▸ EXERCISE AIM: Reproduce all entries verbatim, with nothing added or dropped.

======== SOURCE MATERIAL ========

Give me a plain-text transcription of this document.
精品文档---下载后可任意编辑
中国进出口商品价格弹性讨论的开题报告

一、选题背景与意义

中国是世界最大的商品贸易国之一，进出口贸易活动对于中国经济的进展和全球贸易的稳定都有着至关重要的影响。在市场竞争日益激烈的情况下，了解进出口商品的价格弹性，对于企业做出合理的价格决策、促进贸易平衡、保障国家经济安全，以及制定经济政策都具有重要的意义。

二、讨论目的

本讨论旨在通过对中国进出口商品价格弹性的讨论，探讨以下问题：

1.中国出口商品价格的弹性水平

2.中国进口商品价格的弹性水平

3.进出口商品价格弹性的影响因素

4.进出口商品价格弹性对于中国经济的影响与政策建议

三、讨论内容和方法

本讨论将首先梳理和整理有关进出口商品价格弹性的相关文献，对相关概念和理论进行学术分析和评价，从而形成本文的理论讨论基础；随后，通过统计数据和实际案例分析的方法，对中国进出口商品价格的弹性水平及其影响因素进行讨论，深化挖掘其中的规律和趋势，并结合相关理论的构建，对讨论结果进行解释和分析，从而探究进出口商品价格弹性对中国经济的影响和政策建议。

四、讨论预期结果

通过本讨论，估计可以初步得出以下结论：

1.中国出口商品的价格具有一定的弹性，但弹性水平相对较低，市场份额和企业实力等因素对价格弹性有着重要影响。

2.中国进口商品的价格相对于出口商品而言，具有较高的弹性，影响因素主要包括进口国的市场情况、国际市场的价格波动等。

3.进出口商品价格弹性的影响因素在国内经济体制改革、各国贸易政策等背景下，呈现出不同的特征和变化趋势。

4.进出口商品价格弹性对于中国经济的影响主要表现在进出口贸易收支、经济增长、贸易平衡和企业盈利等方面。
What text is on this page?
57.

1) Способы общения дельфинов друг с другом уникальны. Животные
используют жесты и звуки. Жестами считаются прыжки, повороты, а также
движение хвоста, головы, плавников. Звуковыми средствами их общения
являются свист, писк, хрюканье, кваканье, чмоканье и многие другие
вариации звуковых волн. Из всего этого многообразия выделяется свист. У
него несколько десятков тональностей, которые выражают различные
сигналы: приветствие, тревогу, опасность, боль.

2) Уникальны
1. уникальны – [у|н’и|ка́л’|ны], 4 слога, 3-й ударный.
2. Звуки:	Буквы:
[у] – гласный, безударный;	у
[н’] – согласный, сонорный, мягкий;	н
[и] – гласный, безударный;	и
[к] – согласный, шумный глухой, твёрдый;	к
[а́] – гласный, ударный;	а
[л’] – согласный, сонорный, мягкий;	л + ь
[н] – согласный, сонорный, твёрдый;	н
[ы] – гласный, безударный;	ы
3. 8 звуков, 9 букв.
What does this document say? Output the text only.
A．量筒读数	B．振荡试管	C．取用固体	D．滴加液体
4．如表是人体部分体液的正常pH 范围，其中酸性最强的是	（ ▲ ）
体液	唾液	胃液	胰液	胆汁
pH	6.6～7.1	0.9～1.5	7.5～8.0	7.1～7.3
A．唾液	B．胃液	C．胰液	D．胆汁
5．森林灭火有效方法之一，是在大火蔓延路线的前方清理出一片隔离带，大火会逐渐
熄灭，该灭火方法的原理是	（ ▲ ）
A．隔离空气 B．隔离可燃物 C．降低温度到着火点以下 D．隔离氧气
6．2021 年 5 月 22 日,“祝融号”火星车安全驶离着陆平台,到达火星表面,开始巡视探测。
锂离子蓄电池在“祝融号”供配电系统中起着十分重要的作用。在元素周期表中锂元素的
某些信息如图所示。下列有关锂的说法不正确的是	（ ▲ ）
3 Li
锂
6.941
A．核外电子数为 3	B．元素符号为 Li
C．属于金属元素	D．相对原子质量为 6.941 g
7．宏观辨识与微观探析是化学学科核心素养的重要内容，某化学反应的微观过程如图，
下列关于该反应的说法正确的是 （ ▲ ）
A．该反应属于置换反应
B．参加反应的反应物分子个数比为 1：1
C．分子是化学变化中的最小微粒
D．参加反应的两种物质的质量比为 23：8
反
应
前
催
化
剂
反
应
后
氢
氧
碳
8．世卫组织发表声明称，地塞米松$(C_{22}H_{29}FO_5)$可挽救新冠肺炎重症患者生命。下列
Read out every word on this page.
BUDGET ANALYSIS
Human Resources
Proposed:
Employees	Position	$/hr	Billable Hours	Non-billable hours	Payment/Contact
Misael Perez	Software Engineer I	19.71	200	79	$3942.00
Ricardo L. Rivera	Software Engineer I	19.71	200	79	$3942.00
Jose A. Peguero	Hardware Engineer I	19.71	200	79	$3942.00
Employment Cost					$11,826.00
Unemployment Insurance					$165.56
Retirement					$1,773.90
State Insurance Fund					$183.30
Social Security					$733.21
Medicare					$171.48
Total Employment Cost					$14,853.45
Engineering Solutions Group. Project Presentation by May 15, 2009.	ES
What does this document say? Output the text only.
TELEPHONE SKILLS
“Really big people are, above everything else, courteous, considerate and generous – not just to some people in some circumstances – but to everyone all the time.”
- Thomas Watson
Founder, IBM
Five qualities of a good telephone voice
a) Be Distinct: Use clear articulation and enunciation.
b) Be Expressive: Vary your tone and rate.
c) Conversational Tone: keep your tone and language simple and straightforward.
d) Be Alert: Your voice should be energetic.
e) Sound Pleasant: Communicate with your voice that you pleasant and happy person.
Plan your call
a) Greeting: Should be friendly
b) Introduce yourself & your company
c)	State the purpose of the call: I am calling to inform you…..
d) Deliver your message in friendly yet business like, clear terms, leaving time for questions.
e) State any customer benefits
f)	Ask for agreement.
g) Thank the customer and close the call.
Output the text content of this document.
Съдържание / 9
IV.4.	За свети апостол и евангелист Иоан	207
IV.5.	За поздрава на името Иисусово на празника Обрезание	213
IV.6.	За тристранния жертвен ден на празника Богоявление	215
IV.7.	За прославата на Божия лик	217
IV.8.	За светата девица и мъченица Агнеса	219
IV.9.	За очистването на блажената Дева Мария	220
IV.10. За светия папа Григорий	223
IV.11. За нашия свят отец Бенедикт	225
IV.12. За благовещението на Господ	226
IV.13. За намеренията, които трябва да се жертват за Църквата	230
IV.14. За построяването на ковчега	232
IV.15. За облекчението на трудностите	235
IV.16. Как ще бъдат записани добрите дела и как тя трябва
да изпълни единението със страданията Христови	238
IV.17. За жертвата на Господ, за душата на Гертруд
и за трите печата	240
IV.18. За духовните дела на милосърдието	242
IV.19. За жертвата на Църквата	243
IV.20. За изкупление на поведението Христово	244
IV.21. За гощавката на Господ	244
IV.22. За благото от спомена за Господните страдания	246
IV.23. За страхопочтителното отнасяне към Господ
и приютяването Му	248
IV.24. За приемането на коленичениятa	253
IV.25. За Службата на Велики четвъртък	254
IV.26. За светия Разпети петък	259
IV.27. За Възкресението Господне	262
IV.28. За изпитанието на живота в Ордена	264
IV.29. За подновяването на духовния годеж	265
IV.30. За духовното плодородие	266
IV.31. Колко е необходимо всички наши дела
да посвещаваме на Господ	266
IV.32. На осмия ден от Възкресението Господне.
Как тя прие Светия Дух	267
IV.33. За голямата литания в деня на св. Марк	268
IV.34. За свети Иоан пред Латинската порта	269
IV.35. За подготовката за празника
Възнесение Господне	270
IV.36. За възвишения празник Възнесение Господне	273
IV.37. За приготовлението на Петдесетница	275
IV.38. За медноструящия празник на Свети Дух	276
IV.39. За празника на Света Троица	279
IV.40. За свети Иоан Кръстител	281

========

▸ EXERCISE OUTPUT:
Give me a plain-text transcription of this document.
精品文档---下载后可任意编辑
中国进出口商品价格弹性讨论的开题报告

一、选题背景与意义

中国是世界最大的商品贸易国之一，进出口贸易活动对于中国经济的进展和全球贸易的稳定都有着至关重要的影响。在市场竞争日益激烈的情况下，了解进出口商品的价格弹性，对于企业做出合理的价格决策、促进贸易平衡、保障国家经济安全，以及制定经济政策都具有重要的意义。

二、讨论目的

本讨论旨在通过对中国进出口商品价格弹性的讨论，探讨以下问题：

1.中国出口商品价格的弹性水平

2.中国进口商品价格的弹性水平

3.进出口商品价格弹性的影响因素

4.进出口商品价格弹性对于中国经济的影响与政策建议

三、讨论内容和方法

本讨论将首先梳理和整理有关进出口商品价格弹性的相关文献，对相关概念和理论进行学术分析和评价，从而形成本文的理论讨论基础；随后，通过统计数据和实际案例分析的方法，对中国进出口商品价格的弹性水平及其影响因素进行讨论，深化挖掘其中的规律和趋势，并结合相关理论的构建，对讨论结果进行解释和分析，从而探究进出口商品价格弹性对中国经济的影响和政策建议。

四、讨论预期结果

通过本讨论，估计可以初步得出以下结论：

1.中国出口商品的价格具有一定的弹性，但弹性水平相对较低，市场份额和企业实力等因素对价格弹性有着重要影响。

2.中国进口商品的价格相对于出口商品而言，具有较高的弹性，影响因素主要包括进口国的市场情况、国际市场的价格波动等。

3.进出口商品价格弹性的影响因素在国内经济体制改革、各国贸易政策等背景下，呈现出不同的特征和变化趋势。

4.进出口商品价格弹性对于中国经济的影响主要表现在进出口贸易收支、经济增长、贸易平衡和企业盈利等方面。
What text is on this page?
57.

1) Способы общения дельфинов друг с другом уникальны. Животные
используют жесты и звуки. Жестами считаются прыжки, повороты, а также
движение хвоста, головы, плавников. Звуковыми средствами их общения
являются свист, писк, хрюканье, кваканье, чмоканье и многие другие
вариации звуковых волн. Из всего этого многообразия выделяется свист. У
него несколько десятков тональностей, которые выражают различные
сигналы: приветствие, тревогу, опасность, боль.

2) Уникальны
1. уникальны – [у|н’и|ка́л’|ны], 4 слога, 3-й ударный.
2. Звуки:	Буквы:
[у] – гласный, безударный;	у
[н’] – согласный, сонорный, мягкий;	н
[и] – гласный, безударный;	и
[к] – согласный, шумный глухой, твёрдый;	к
[а́] – гласный, ударный;	а
[л’] – согласный, сонорный, мягкий;	л + ь
[н] – согласный, сонорный, твёрдый;	н
[ы] – гласный, безударный;	ы
3. 8 звуков, 9 букв.
What does this document say? Output the text only.
A．量筒读数	B．振荡试管	C．取用固体	D．滴加液体
4．如表是人体部分体液的正常pH 范围，其中酸性最强的是	（ ▲ ）
体液	唾液	胃液	胰液	胆汁
pH	6.6～7.1	0.9～1.5	7.5～8.0	7.1～7.3
A．唾液	B．胃液	C．胰液	D．胆汁
5．森林灭火有效方法之一，是在大火蔓延路线的前方清理出一片隔离带，大火会逐渐
熄灭，该灭火方法的原理是	（ ▲ ）
A．隔离空气 B．隔离可燃物 C．降低温度到着火点以下 D．隔离氧气
6．2021 年 5 月 22 日,“祝融号”火星车安全驶离着陆平台,到达火星表面,开始巡视探测。
锂离子蓄电池在“祝融号”供配电系统中起着十分重要的作用。在元素周期表中锂元素的
某些信息如图所示。下列有关锂的说法不正确的是	（ ▲ ）
3 Li
锂
6.941
A．核外电子数为 3	B．元素符号为 Li
C．属于金属元素	D．相对原子质量为 6.941 g
7．宏观辨识与微观探析是化学学科核心素养的重要内容，某化学反应的微观过程如图，
下列关于该反应的说法正确的是 （ ▲ ）
A．该反应属于置换反应
B．参加反应的反应物分子个数比为 1：1
C．分子是化学变化中的最小微粒
D．参加反应的两种物质的质量比为 23：8
反
应
前
催
化
剂
反
应
后
氢
氧
碳
8．世卫组织发表声明称，地塞米松$(C_{22}H_{29}FO_5)$可挽救新冠肺炎重症患者生命。下列
Read out every word on this page.
BUDGET ANALYSIS
Human Resources
Proposed:
Employees	Position	$/hr	Billable Hours	Non-billable hours	Payment/Contact
Misael Perez	Software Engineer I	19.71	200	79	$3942.00
Ricardo L. Rivera	Software Engineer I	19.71	200	79	$3942.00
Jose A. Peguero	Hardware Engineer I	19.71	200	79	$3942.00
Employment Cost					$11,826.00
Unemployment Insurance					$165.56
Retirement					$1,773.90
State Insurance Fund					$183.30
Social Security					$733.21
Medicare					$171.48
Total Employment Cost					$14,853.45
Engineering Solutions Group. Project Presentation by May 15, 2009.	ES
What does this document say? Output the text only.
TELEPHONE SKILLS
“Really big people are, above everything else, courteous, considerate and generous – not just to some people in some circumstances – but to everyone all the time.”
- Thomas Watson
Founder, IBM
Five qualities of a good telephone voice
a) Be Distinct: Use clear articulation and enunciation.
b) Be Expressive: Vary your tone and rate.
c) Conversational Tone: keep your tone and language simple and straightforward.
d) Be Alert: Your voice should be energetic.
e) Sound Pleasant: Communicate with your voice that you pleasant and happy person.
Plan your call
a) Greeting: Should be friendly
b) Introduce yourself & your company
c)	State the purpose of the call: I am calling to inform you…..
d) Deliver your message in friendly yet business like, clear terms, leaving time for questions.
e) State any customer benefits
f)	Ask for agreement.
g) Thank the customer and close the call.
Output the text content of this document.
Съдържание / 9
IV.4.	За свети апостол и евангелист Иоан	207
IV.5.	За поздрава на името Иисусово на празника Обрезание	213
IV.6.	За тристранния жертвен ден на празника Богоявление	215
IV.7.	За прославата на Божия лик	217
IV.8.	За светата девица и мъченица Агнеса	219
IV.9.	За очистването на блажената Дева Мария	220
IV.10. За светия папа Григорий	223
IV.11. За нашия свят отец Бенедикт	225
IV.12. За благовещението на Господ	226
IV.13. За намеренията, които трябва да се жертват за Църквата	230
IV.14. За построяването на ковчега	232
IV.15. За облекчението на трудностите	235
IV.16. Как ще бъдат записани добрите дела и как тя трябва
да изпълни единението със страданията Христови	238
IV.17. За жертвата на Господ, за душата на Гертруд
и за трите печата	240
IV.18. За духовните дела на милосърдието	242
IV.19. За жертвата на Църквата	243
IV.20. За изкупление на поведението Христово	244
IV.21. За гощавката на Господ	244
IV.22. За благото от спомена за Господните страдания	246
IV.23. За страхопочтителното отнасяне към Господ
и приютяването Му	248
IV.24. За приемането на коленичениятa	253
IV.25. За Службата на Велики четвъртък	254
IV.26. За светия Разпети петък	259
IV.27. За Възкресението Господне	262
IV.28. За изпитанието на живота в Ордена	264
IV.29. За подновяването на духовния годеж	265
IV.30. За духовното плодородие	266
IV.31. Колко е необходимо всички наши дела
да посвещаваме на Господ	266
IV.32. На осмия ден от Възкресението Господне.
Как тя прие Светия Дух	267
IV.33. За голямата литания в деня на св. Марк	268
IV.34. За свети Иоан пред Латинската порта	269
IV.35. За подготовката за празника
Възнесение Господне	270
IV.36. За възвишения празник Възнесение Господне	273
IV.37. За приготовлението на Петдесетница	275
IV.38. За медноструящия празник на Свети Дух	276
IV.39. За празника на Света Троица	279
IV.40. За свети Иоан Кръстител	281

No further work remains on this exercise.